---------- Data to use

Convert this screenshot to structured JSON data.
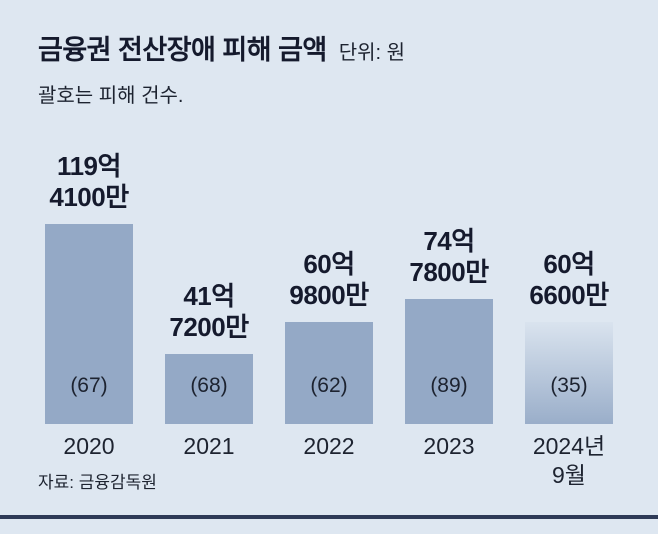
{
  "header": {
    "title": "금융권 전산장애 피해 금액",
    "unit_label": "단위: 원",
    "subtitle": "괄호는 피해 건수."
  },
  "footer": {
    "source": "자료: 금융감독원"
  },
  "colors": {
    "background": "#dee7f1",
    "bar": "#94a9c6",
    "bar_gradient_top": "rgba(148,169,198,0.06)",
    "bar_gradient_bottom": "rgba(148,169,198,0.92)",
    "title_text": "#151a2d",
    "body_text": "#1d2330",
    "bottom_rule": "#2e3a57"
  },
  "chart_data": {
    "type": "bar",
    "title": "금융권 전산장애 피해 금액",
    "unit": "원",
    "note": "괄호는 피해 건수.",
    "categories": [
      "2020",
      "2021",
      "2022",
      "2023",
      "2024년 9월"
    ],
    "values_eok": [
      119.41,
      41.72,
      60.98,
      74.78,
      60.66
    ],
    "values_won": [
      11941000000,
      4172000000,
      6098000000,
      7478000000,
      6066000000
    ],
    "counts": [
      67,
      68,
      62,
      89,
      35
    ],
    "ylim_eok": [
      0,
      120
    ],
    "grid": false,
    "legend": "none",
    "bars": [
      {
        "category_lines": [
          "2020"
        ],
        "value_eok": 119.41,
        "value_label_lines": [
          "119억",
          "4100만"
        ],
        "count": 67,
        "count_label": "(67)",
        "gradient": false
      },
      {
        "category_lines": [
          "2021"
        ],
        "value_eok": 41.72,
        "value_label_lines": [
          "41억",
          "7200만"
        ],
        "count": 68,
        "count_label": "(68)",
        "gradient": false
      },
      {
        "category_lines": [
          "2022"
        ],
        "value_eok": 60.98,
        "value_label_lines": [
          "60억",
          "9800만"
        ],
        "count": 62,
        "count_label": "(62)",
        "gradient": false
      },
      {
        "category_lines": [
          "2023"
        ],
        "value_eok": 74.78,
        "value_label_lines": [
          "74억",
          "7800만"
        ],
        "count": 89,
        "count_label": "(89)",
        "gradient": false
      },
      {
        "category_lines": [
          "2024년",
          "9월"
        ],
        "value_eok": 60.66,
        "value_label_lines": [
          "60억",
          "6600만"
        ],
        "count": 35,
        "count_label": "(35)",
        "gradient": true
      }
    ]
  }
}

--------------------

The material above must be printed exactly, with its pictures left out.

Convert this screenshot to structured JSON data.
{
  "header": {
    "title": "금융권 전산장애 피해 금액",
    "unit_label": "단위: 원",
    "subtitle": "괄호는 피해 건수."
  },
  "footer": {
    "source": "자료: 금융감독원"
  },
  "colors": {
    "background": "#dee7f1",
    "bar": "#94a9c6",
    "bar_gradient_top": "rgba(148,169,198,0.06)",
    "bar_gradient_bottom": "rgba(148,169,198,0.92)",
    "title_text": "#151a2d",
    "body_text": "#1d2330",
    "bottom_rule": "#2e3a57"
  },
  "chart_data": {
    "type": "bar",
    "title": "금융권 전산장애 피해 금액",
    "unit": "원",
    "note": "괄호는 피해 건수.",
    "categories": [
      "2020",
      "2021",
      "2022",
      "2023",
      "2024년 9월"
    ],
    "values_eok": [
      119.41,
      41.72,
      60.98,
      74.78,
      60.66
    ],
    "values_won": [
      11941000000,
      4172000000,
      6098000000,
      7478000000,
      6066000000
    ],
    "counts": [
      67,
      68,
      62,
      89,
      35
    ],
    "ylim_eok": [
      0,
      120
    ],
    "grid": false,
    "legend": "none",
    "bars": [
      {
        "category_lines": [
          "2020"
        ],
        "value_eok": 119.41,
        "value_label_lines": [
          "119억",
          "4100만"
        ],
        "count": 67,
        "count_label": "(67)",
        "gradient": false
      },
      {
        "category_lines": [
          "2021"
        ],
        "value_eok": 41.72,
        "value_label_lines": [
          "41억",
          "7200만"
        ],
        "count": 68,
        "count_label": "(68)",
        "gradient": false
      },
      {
        "category_lines": [
          "2022"
        ],
        "value_eok": 60.98,
        "value_label_lines": [
          "60억",
          "9800만"
        ],
        "count": 62,
        "count_label": "(62)",
        "gradient": false
      },
      {
        "category_lines": [
          "2023"
        ],
        "value_eok": 74.78,
        "value_label_lines": [
          "74억",
          "7800만"
        ],
        "count": 89,
        "count_label": "(89)",
        "gradient": false
      },
      {
        "category_lines": [
          "2024년",
          "9월"
        ],
        "value_eok": 60.66,
        "value_label_lines": [
          "60억",
          "6600만"
        ],
        "count": 35,
        "count_label": "(35)",
        "gradient": true
      }
    ]
  }
}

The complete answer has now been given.